Your answer should be a single number: the count of lines holding the word "angitt".

** Start of TASK INPUTS **

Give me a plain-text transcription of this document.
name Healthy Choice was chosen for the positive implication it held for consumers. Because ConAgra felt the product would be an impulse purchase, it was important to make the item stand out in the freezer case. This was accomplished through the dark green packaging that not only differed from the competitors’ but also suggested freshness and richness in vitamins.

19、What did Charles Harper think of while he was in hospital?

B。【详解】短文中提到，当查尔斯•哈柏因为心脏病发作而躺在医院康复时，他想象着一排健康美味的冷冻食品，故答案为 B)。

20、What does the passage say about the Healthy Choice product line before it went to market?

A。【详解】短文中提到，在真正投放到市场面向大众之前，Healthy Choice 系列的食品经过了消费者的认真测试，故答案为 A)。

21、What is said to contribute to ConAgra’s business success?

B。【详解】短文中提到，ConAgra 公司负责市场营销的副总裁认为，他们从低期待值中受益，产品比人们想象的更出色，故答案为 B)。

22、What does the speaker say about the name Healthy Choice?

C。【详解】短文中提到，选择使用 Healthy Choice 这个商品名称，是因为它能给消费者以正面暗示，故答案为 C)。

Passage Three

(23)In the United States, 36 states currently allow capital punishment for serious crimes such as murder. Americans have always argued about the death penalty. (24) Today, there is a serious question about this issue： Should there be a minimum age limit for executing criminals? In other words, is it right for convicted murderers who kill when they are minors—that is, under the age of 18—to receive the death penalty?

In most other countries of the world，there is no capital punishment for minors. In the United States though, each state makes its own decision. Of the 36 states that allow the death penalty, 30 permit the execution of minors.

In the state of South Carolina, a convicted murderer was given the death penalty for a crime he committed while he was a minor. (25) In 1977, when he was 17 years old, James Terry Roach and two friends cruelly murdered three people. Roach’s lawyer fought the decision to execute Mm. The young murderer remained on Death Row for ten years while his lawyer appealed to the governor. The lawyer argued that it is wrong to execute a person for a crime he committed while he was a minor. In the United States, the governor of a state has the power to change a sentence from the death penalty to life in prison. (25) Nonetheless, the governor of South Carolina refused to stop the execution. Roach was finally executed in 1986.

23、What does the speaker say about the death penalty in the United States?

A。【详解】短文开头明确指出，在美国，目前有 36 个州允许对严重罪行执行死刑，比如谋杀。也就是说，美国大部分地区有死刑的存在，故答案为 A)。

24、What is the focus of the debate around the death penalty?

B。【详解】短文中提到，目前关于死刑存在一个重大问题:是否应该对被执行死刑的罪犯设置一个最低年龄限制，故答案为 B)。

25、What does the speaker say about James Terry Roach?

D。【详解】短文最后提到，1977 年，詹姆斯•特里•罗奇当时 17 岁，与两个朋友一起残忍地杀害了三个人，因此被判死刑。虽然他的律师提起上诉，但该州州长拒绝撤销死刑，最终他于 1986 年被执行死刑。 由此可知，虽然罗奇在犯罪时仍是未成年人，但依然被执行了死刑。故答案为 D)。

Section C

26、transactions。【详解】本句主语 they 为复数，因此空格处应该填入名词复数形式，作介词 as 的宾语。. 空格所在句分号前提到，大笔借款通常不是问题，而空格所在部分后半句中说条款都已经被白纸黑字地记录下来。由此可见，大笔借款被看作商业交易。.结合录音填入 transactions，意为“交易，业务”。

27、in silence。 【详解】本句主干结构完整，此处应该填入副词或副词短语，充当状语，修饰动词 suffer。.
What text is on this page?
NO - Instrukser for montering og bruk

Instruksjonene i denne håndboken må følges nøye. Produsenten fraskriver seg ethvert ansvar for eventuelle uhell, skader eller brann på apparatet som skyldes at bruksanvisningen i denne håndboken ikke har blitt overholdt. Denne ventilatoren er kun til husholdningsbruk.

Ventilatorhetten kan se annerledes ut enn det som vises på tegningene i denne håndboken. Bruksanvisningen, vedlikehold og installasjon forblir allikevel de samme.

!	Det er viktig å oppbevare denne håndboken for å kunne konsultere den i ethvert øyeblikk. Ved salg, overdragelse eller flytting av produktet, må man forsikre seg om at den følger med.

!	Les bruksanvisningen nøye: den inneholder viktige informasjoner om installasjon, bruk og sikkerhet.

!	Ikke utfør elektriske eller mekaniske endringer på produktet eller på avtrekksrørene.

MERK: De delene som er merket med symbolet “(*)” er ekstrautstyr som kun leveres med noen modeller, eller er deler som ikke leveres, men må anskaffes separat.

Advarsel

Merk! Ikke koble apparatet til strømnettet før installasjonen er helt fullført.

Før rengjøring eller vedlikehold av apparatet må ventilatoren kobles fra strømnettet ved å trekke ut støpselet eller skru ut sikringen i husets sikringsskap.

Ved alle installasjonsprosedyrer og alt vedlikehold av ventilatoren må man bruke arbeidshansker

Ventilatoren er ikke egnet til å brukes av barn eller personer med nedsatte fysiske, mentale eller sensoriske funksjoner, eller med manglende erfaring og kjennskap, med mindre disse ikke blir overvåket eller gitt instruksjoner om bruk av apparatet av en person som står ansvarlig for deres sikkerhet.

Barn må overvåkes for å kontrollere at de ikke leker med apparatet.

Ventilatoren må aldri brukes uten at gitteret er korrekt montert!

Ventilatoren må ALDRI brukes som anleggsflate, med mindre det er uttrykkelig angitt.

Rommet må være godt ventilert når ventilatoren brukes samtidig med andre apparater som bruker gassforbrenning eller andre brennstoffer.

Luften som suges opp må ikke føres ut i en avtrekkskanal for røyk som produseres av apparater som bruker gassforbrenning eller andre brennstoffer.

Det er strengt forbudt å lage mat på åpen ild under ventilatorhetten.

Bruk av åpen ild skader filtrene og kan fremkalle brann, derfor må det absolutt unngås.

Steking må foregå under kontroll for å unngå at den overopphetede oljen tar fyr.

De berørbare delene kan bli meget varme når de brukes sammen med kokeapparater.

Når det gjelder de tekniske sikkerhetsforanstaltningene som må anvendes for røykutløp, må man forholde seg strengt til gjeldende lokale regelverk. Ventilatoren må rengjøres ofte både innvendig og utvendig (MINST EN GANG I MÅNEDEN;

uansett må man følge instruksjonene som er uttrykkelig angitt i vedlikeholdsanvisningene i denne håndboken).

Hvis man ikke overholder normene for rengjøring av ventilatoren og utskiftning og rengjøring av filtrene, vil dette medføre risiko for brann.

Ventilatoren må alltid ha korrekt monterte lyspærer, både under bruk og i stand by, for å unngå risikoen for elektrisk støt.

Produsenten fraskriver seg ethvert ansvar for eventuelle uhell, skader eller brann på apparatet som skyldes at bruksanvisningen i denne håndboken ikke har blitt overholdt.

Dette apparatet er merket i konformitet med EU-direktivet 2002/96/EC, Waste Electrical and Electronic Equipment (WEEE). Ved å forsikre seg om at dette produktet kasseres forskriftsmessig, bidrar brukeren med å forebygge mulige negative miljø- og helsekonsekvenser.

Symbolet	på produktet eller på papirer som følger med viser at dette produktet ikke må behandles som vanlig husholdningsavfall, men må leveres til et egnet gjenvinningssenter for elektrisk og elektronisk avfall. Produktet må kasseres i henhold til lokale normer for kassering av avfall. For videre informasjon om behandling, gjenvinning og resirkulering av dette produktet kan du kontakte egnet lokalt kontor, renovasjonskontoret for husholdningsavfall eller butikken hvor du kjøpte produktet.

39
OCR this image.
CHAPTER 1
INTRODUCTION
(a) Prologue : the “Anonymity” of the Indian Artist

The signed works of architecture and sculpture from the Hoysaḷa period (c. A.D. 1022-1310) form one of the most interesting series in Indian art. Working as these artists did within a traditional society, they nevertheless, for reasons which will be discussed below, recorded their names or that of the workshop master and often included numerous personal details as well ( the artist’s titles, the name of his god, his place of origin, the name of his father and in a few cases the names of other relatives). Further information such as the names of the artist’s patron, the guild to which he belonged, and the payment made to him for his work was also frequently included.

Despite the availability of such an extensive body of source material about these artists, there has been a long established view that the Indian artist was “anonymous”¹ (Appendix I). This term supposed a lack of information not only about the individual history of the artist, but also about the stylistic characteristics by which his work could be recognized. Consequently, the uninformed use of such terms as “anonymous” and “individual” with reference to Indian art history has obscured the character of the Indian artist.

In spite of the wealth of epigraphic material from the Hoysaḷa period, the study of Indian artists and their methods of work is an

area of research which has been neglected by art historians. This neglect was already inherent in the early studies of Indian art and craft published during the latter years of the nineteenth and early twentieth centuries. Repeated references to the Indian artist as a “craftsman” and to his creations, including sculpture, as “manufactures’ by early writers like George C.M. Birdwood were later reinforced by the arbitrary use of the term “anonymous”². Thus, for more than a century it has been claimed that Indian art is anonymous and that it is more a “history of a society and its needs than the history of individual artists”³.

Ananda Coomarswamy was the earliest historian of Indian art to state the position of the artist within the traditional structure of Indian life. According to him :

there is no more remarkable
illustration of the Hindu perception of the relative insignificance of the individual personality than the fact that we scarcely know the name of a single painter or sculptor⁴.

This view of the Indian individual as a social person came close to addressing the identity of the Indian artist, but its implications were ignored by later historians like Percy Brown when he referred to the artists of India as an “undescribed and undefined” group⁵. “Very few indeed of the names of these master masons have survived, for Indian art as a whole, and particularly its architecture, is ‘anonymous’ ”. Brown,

** End of TASK INPUTS **

### TASK RESULT
2